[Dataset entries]
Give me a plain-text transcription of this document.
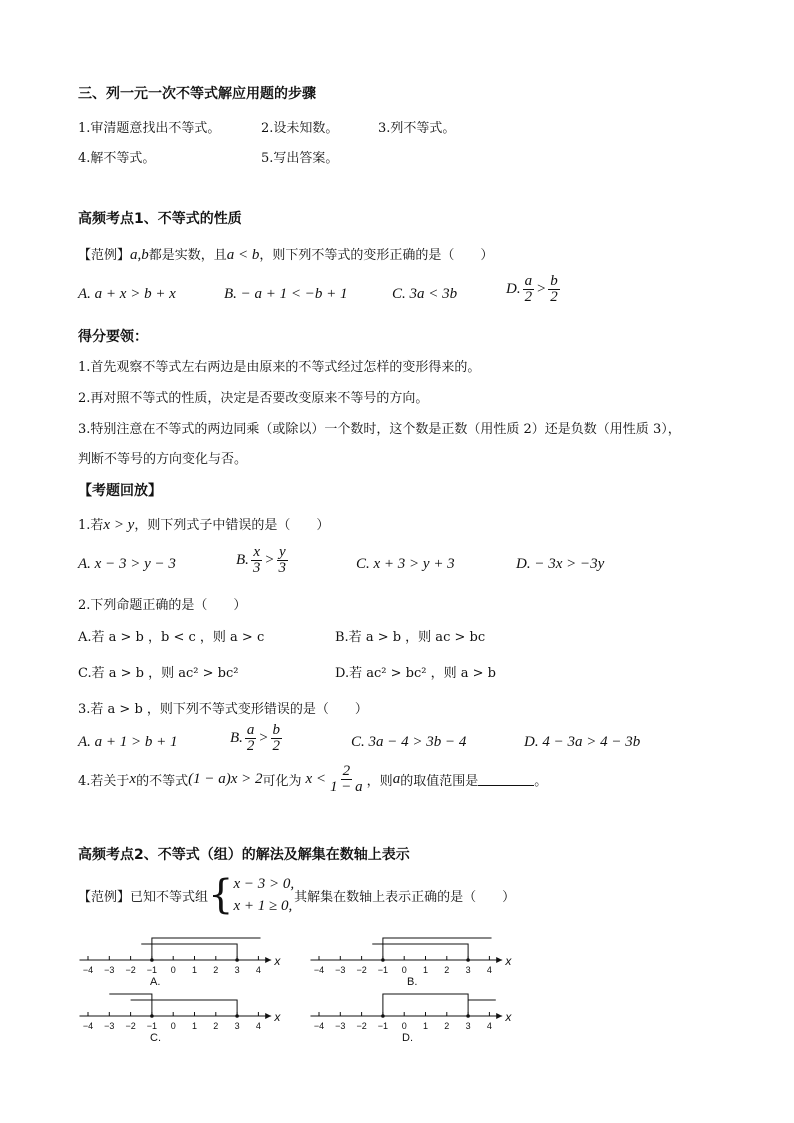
三、列一元一次不等式解应用题的步骤
1.审清题意找出不等式。	2.设未知数。	3.列不等式。
4.解不等式。	5.写出答案。
高频考点1、不等式的性质
【范例】a,b都是实数，且a < b，则下列不等式的变形正确的是（　　）
A. a + x > b + x	B. − a + 1 < −b + 1	C. 3a < 3b	D. $\frac{a}{2} > \frac{b}{2}$
得分要领：
1.首先观察不等式左右两边是由原来的不等式经过怎样的变形得来的。
2.再对照不等式的性质，决定是否要改变原来不等号的方向。
3.特别注意在不等式的两边同乘（或除以）一个数时，这个数是正数（用性质 2）还是负数（用性质 3），
判断不等号的方向变化与否。
【考题回放】
1.若x > y，则下列式子中错误的是（　　）
A. x − 3 > y − 3	B. $\frac{x}{3} > \frac{y}{3}$	C. x + 3 > y + 3	D. − 3x > −3y
2.下列命题正确的是（　　）
A.若 a > b ，b < c ，则 a > c	B.若 a > b ，则 ac > bc
C.若 a > b ，则 ac² > bc²	D.若 ac² > bc² ，则 a > b
3.若 a > b ，则下列不等式变形错误的是（　　）
A. a + 1 > b + 1	B. $\frac{a}{2} > \frac{b}{2}$	C. 3a − 4 > 3b − 4	D. 4 − 3a > 4 − 3b
4.若关于 x 的不等式 (1 − a)x > 2 可化为 $x < \frac{2}{1 - a}$ ，则 a 的取值范围是	。
高频考点2、不等式（组）的解法及解集在数轴上表示
【范例】已知不等式组 { x − 3 > 0,
x + 1 ≥ 0,
其解集在数轴上表示正确的是（　　）
−4 −3 −2 −1 0 1 2 3 4
x
A.
−4 −3 −2 −1 0 1 2 3 4
x
B.
−4 −3 −2 −1 0 1 2 3 4
x
C.
−4 −3 −2 −1 0 1 2 3 4
x
D.
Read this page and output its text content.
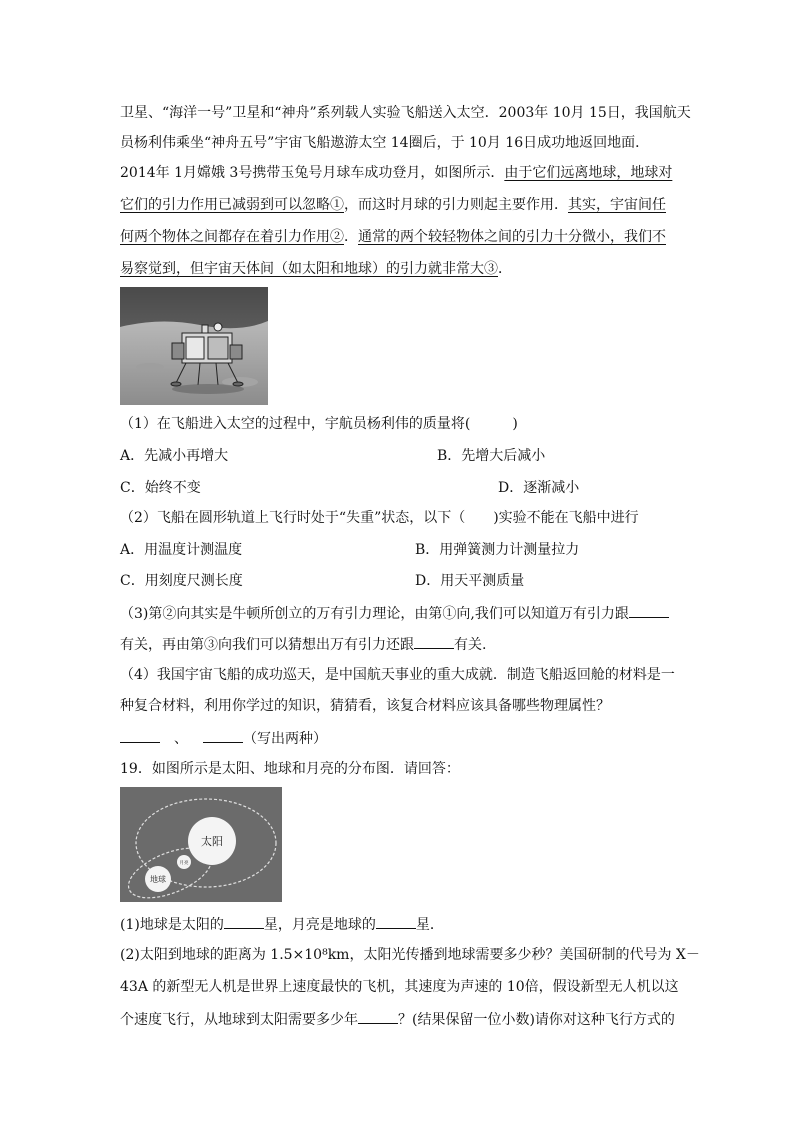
卫星、“海洋一号”卫星和“神舟”系列载人实验飞船送入太空．2003年 10月 15日，我国航天
员杨利伟乘坐“神舟五号”宇宙飞船遨游太空 14圈后，于 10月 16日成功地返回地面．
2014年 1月嫦娥 3号携带玉兔号月球车成功登月，如图所示．由于它们远离地球，地球对
它们的引力作用已减弱到可以忽略①，而这时月球的引力则起主要作用．其实，宇宙间任
何两个物体之间都存在着引力作用②．通常的两个较轻物体之间的引力十分微小，我们不
易察觉到，但宇宙天体间（如太阳和地球）的引力就非常大③．
（1）在飞船进入太空的过程中，宇航员杨利伟的质量将(　　　)
A．先减小再增大	B．先增大后减小
C．始终不变	D．逐渐减小
（2）飞船在圆形轨道上飞行时处于“失重”状态，以下（　　)实验不能在飞船中进行
A．用温度计测温度	B．用弹簧测力计测量拉力
C．用刻度尺测长度	D．用天平测质量
（3)第②向其实是牛顿所创立的万有引力理论，由第①向,我们可以知道万有引力跟
有关，再由第③向我们可以猜想出万有引力还跟	有关.
（4）我国宇宙飞船的成功巡天，是中国航天事业的重大成就．制造飞船返回舱的材料是一
种复合材料，利用你学过的知识，猜猜看，该复合材料应该具备哪些物理属性？
　、　	（写出两种）
19．如图所示是太阳、地球和月亮的分布图．请回答：
太阳
地球
月亮
(1)地球是太阳的	星，月亮是地球的	星．
(2)太阳到地球的距离为 1.5×10⁸km，太阳光传播到地球需要多少秒？美国研制的代号为 X－
43A 的新型无人机是世界上速度最快的飞机，其速度为声速的 10倍，假设新型无人机以这
个速度飞行，从地球到太阳需要多少年	？(结果保留一位小数)请你对这种飞行方式的
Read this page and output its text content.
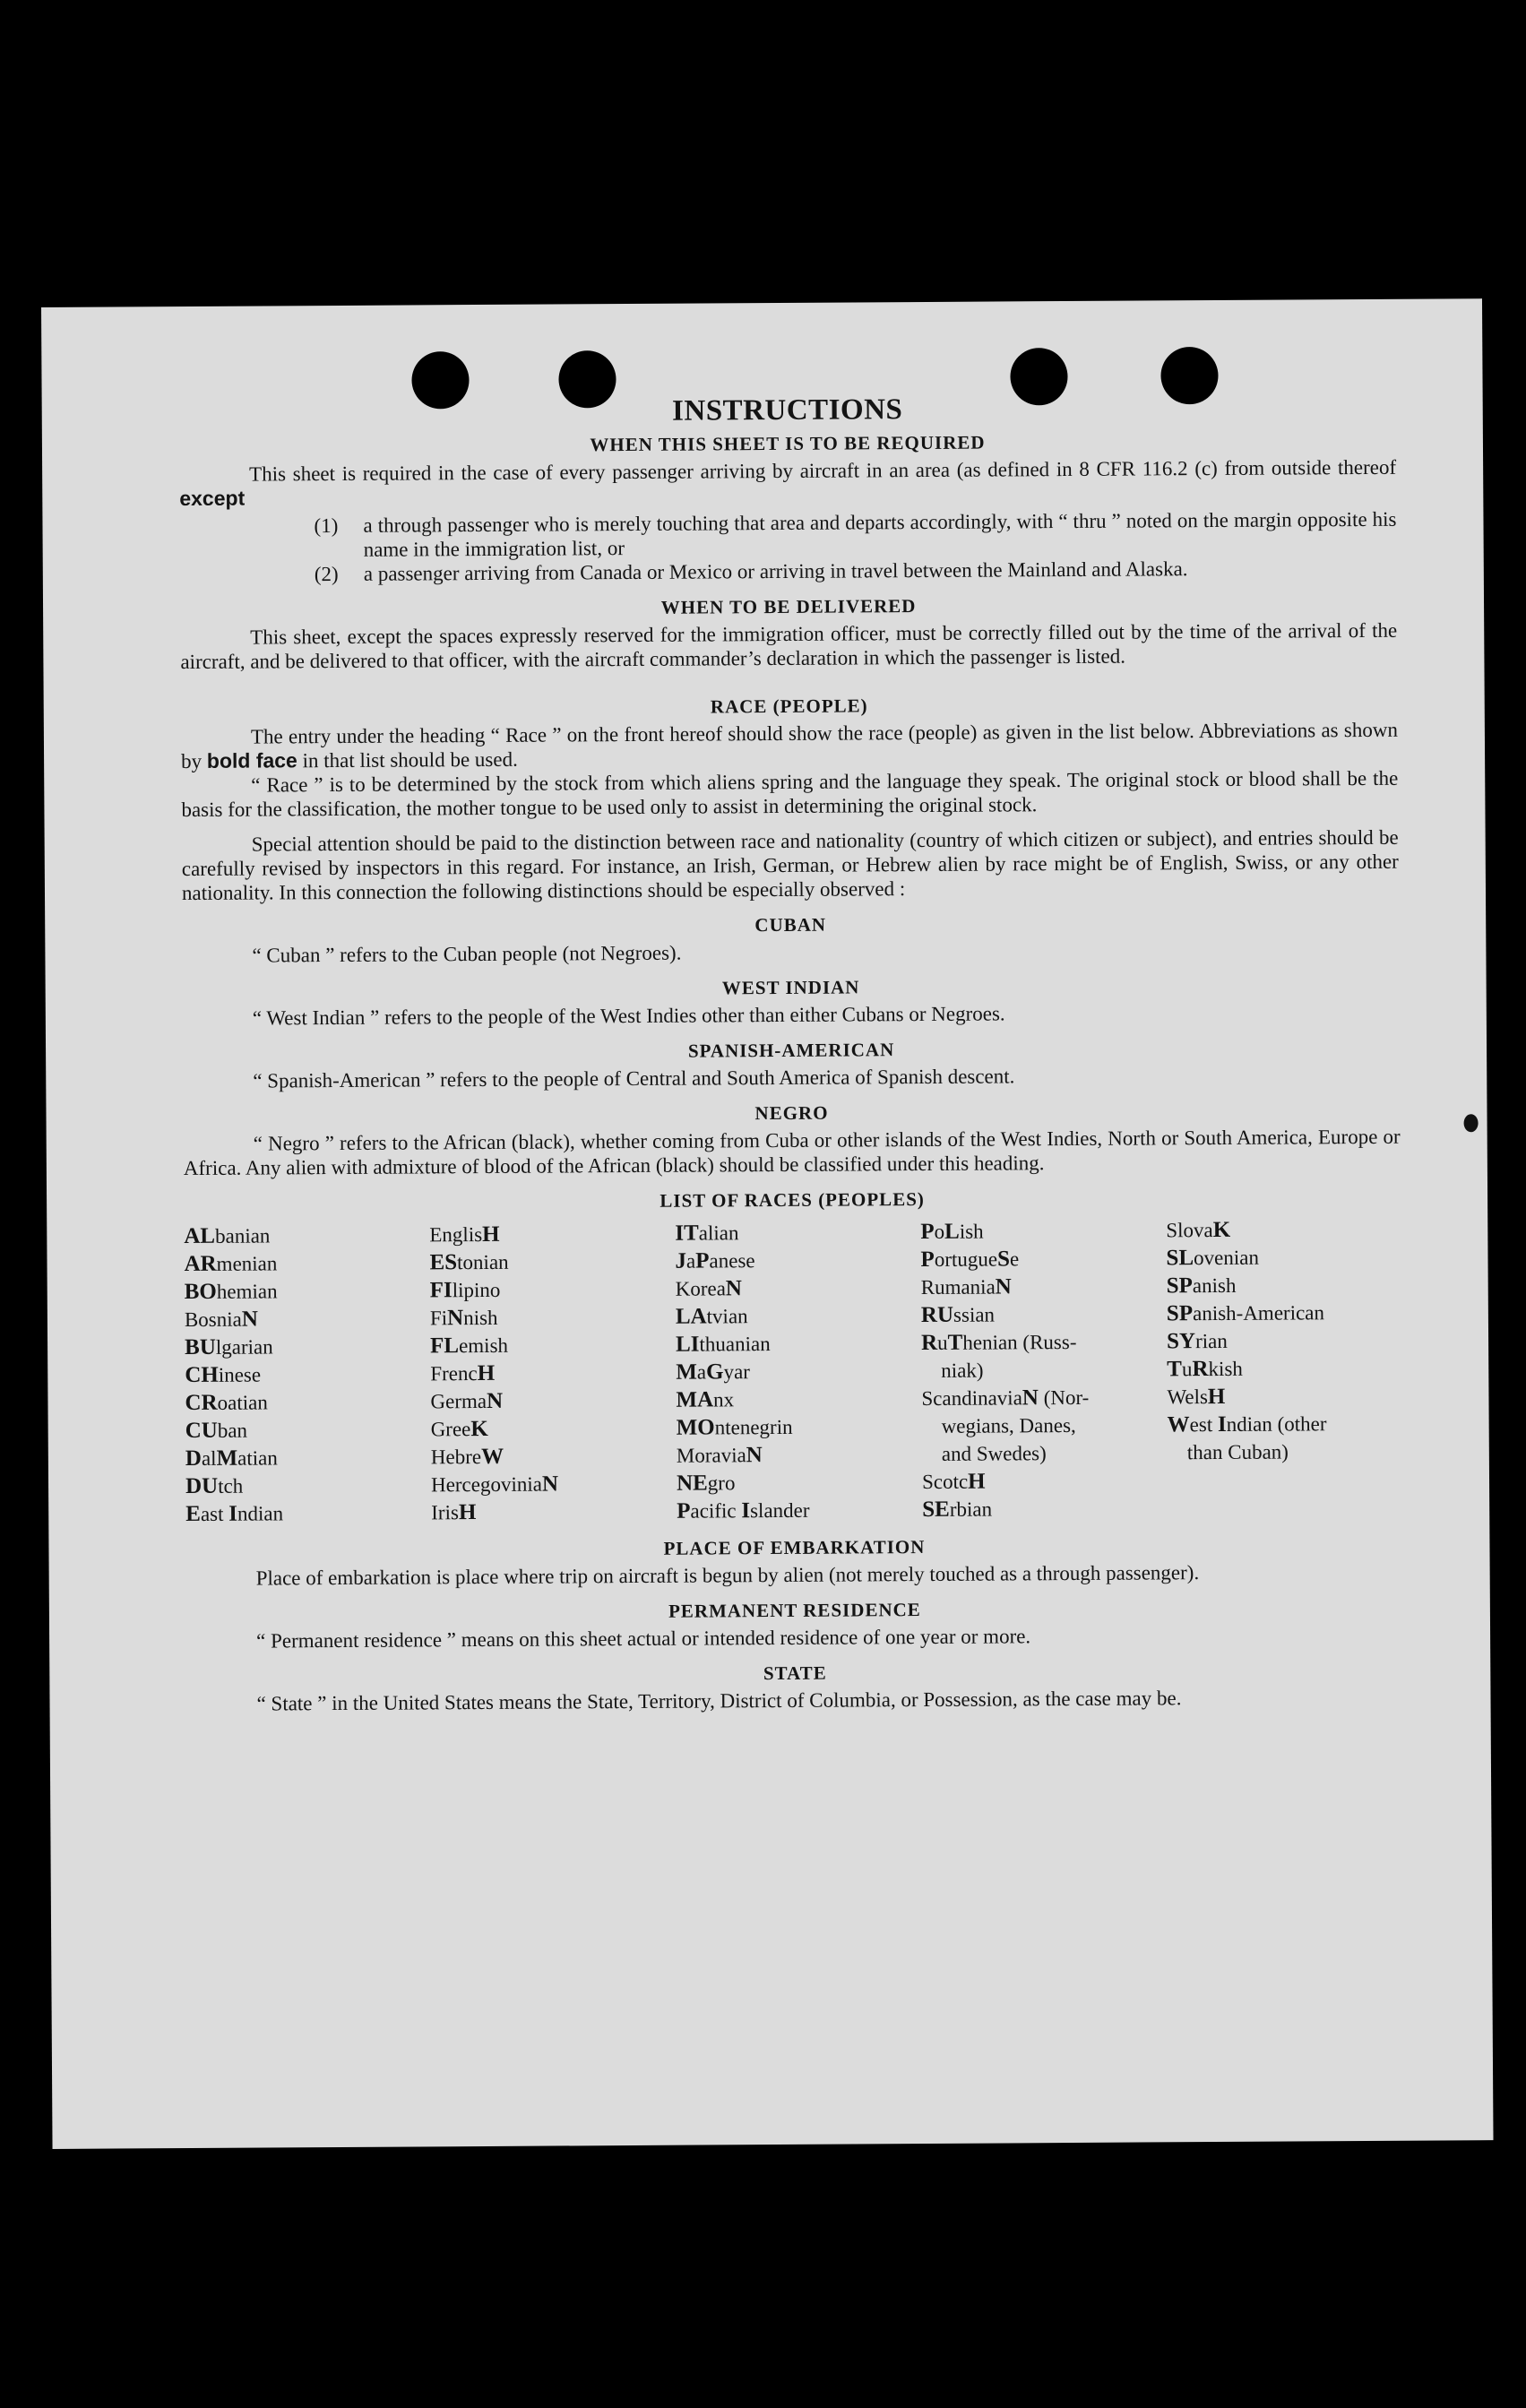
INSTRUCTIONS
WHEN THIS SHEET IS TO BE REQUIRED

This sheet is required in the case of every passenger arriving by aircraft in an area (as defined in 8 CFR 116.2 (c) from outside thereof except

(1) a through passenger who is merely touching that area and departs accordingly, with “ thru ” noted on the margin opposite his name in the immigration list, or
(2) a passenger arriving from Canada or Mexico or arriving in travel between the Mainland and Alaska.
WHEN TO BE DELIVERED

This sheet, except the spaces expressly reserved for the immigration officer, must be correctly filled out by the time of the arrival of the aircraft, and be delivered to that officer, with the aircraft commander’s declaration in which the passenger is listed.

RACE (PEOPLE)

The entry under the heading “ Race ” on the front hereof should show the race (people) as given in the list below. Abbreviations as shown by bold face in that list should be used.

“ Race ” is to be determined by the stock from which aliens spring and the language they speak. The original stock or blood shall be the basis for the classification, the mother tongue to be used only to assist in determining the original stock.

Special attention should be paid to the distinction between race and nationality (country of which citizen or subject), and entries should be carefully revised by inspectors in this regard. For instance, an Irish, German, or Hebrew alien by race might be of English, Swiss, or any other nationality. In this connection the following distinctions should be especially observed :

CUBAN

“ Cuban ” refers to the Cuban people (not Negroes).

WEST INDIAN

“ West Indian ” refers to the people of the West Indies other than either Cubans or Negroes.

SPANISH-AMERICAN

“ Spanish-American ” refers to the people of Central and South America of Spanish descent.

NEGRO

“ Negro ” refers to the African (black), whether coming from Cuba or other islands of the West Indies, North or South America, Europe or Africa. Any alien with admixture of blood of the African (black) should be classified under this heading.

LIST OF RACES (PEOPLES)
ALbanian
ARmenian
BOhemian
BosniaN
BUlgarian
CHinese
CRoatian
CUban
DalMatian
DUtch
East Indian
EnglisH
EStonian
FIlipino
FiNnish
FLemish
FrencH
GermaN
GreeK
HebreW
HercegoviniaN
IrisH
ITalian
JaPanese
KoreaN
LAtvian
LIthuanian
MaGyar
MAnx
MOntenegrin
MoraviaN
NEgro
Pacific Islander
PoLish
PortugueSe
RumaniaN
RUssian
RuThenian (Russ-
niak)
ScandinaviaN (Nor-
wegians, Danes,
and Swedes)
ScotcH
SErbian
SlovaK
SLovenian
SPanish
SPanish-American
SYrian
TuRkish
WelsH
West Indian (other
than Cuban)
PLACE OF EMBARKATION

Place of embarkation is place where trip on aircraft is begun by alien (not merely touched as a through passenger).

PERMANENT RESIDENCE

“ Permanent residence ” means on this sheet actual or intended residence of one year or more.

STATE

“ State ” in the United States means the State, Territory, District of Columbia, or Possession, as the case may be.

Exercise:
Copy every line from the records above that contains the word "case".

In response:
This sheet is required in the case of every passenger arriving by aircraft in an area (as defined in 8 CFR 116.2 (c) from outside thereof except
“ State ” in the United States means the State, Territory, District of Columbia, or Possession, as the case may be.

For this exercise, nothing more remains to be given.